TO BE DONE: Check each line of the listing for the word "color" and report how many lines contain it, giving nothing but the number.

Some records:
--- --- ---

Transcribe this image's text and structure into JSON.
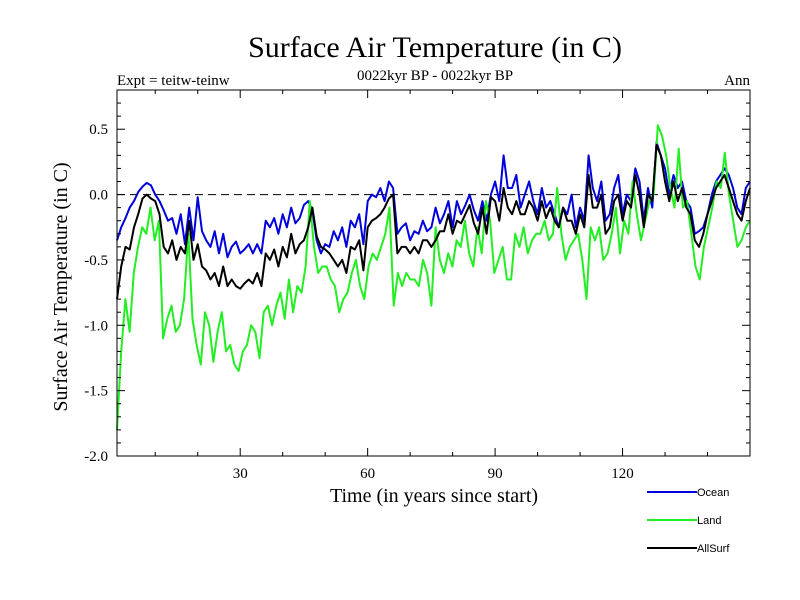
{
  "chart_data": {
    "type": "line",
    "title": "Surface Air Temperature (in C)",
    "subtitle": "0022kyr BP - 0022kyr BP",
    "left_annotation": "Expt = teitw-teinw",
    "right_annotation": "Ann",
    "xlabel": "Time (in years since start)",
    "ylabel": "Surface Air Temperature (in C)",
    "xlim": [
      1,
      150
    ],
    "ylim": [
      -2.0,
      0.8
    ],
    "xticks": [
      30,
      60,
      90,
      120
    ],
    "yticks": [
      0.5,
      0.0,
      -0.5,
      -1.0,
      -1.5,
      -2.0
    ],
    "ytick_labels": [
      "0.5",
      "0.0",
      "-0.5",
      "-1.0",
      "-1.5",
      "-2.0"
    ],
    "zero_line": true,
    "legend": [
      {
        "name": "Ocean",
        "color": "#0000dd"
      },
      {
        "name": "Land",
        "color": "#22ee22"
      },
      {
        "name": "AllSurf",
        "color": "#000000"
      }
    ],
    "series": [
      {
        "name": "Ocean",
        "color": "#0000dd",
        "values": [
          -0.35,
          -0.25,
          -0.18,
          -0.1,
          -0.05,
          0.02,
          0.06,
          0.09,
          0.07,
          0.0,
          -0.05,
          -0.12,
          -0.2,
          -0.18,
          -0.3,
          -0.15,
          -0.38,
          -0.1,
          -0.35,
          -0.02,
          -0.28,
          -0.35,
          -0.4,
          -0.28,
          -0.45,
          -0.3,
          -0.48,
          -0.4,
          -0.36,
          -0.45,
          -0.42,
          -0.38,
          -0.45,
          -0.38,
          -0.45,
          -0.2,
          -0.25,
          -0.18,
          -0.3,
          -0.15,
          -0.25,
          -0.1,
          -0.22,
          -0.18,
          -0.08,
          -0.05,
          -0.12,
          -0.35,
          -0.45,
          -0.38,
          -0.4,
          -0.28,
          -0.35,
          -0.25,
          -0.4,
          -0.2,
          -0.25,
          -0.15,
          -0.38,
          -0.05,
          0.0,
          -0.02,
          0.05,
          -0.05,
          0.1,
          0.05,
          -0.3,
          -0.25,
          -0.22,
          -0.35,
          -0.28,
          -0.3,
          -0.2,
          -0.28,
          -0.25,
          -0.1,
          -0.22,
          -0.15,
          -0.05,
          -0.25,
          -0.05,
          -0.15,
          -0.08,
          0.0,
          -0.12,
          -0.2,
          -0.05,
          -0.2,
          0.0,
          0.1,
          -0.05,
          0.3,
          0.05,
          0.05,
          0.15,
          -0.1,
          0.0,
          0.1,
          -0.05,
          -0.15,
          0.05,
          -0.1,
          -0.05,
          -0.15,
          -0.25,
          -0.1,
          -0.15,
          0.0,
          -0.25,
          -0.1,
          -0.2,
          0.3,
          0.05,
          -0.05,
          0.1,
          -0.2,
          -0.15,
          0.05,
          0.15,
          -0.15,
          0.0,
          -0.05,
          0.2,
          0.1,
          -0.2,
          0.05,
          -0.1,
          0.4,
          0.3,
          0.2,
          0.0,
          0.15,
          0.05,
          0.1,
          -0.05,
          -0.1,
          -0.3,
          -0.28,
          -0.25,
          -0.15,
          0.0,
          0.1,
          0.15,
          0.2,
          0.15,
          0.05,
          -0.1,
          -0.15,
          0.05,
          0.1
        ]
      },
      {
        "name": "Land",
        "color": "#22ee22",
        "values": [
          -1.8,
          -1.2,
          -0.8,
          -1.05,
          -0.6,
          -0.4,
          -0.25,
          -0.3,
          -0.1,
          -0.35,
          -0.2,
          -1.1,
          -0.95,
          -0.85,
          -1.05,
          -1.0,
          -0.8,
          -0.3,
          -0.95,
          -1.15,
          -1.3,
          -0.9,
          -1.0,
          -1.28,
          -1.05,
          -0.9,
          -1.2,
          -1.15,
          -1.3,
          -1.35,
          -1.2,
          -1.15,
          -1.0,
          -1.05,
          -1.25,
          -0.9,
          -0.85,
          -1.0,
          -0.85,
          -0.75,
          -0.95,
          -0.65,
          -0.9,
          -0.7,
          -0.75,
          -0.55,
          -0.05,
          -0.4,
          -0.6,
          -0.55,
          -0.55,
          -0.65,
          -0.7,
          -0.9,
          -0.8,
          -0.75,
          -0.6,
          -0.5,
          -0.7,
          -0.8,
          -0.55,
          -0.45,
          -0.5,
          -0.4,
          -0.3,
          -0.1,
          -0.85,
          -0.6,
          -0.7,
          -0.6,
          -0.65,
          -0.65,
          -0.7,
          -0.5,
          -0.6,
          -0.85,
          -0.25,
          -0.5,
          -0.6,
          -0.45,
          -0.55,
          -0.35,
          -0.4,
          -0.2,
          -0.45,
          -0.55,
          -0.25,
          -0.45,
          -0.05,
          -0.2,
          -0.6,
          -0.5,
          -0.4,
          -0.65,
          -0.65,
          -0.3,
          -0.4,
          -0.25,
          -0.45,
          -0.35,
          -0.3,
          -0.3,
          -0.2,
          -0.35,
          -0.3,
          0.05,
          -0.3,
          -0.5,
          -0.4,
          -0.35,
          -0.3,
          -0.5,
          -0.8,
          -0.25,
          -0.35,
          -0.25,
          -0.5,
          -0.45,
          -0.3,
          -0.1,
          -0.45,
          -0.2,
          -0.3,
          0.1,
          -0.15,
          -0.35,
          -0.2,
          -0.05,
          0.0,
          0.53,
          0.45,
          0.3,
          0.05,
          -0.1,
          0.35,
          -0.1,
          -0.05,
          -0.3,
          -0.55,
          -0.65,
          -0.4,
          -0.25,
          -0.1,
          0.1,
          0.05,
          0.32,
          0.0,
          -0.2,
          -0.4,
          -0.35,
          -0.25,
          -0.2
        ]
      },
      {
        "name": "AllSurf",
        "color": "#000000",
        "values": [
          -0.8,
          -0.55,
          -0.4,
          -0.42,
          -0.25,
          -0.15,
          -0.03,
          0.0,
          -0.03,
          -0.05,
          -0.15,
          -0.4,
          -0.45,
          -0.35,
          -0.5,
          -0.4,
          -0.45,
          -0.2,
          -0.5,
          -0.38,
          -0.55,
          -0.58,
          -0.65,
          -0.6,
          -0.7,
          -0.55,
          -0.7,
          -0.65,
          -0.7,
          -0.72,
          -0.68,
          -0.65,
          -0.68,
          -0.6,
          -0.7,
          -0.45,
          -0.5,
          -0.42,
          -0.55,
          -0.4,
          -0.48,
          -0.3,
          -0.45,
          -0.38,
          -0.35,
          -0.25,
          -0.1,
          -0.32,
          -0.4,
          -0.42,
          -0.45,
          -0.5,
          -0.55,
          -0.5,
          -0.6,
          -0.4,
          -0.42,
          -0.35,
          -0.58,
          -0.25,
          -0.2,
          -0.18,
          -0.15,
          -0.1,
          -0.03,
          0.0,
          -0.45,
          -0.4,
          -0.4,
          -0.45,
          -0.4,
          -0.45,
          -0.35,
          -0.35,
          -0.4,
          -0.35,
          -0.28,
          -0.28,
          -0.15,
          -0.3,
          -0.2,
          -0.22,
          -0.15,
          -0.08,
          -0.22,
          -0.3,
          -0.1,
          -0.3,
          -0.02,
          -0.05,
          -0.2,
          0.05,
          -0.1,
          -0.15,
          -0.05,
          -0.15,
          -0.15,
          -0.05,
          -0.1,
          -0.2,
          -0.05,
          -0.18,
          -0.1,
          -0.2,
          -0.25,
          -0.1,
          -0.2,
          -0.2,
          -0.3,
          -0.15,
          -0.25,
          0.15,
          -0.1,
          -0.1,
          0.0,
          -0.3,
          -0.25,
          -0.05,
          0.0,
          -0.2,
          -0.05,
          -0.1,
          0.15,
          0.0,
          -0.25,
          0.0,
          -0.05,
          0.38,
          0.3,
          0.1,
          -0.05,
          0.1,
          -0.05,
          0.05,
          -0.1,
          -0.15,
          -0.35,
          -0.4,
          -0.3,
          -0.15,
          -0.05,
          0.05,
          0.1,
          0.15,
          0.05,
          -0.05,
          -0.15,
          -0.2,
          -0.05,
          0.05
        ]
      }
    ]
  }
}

--- --- ---

WRITTEN ANSWER: 6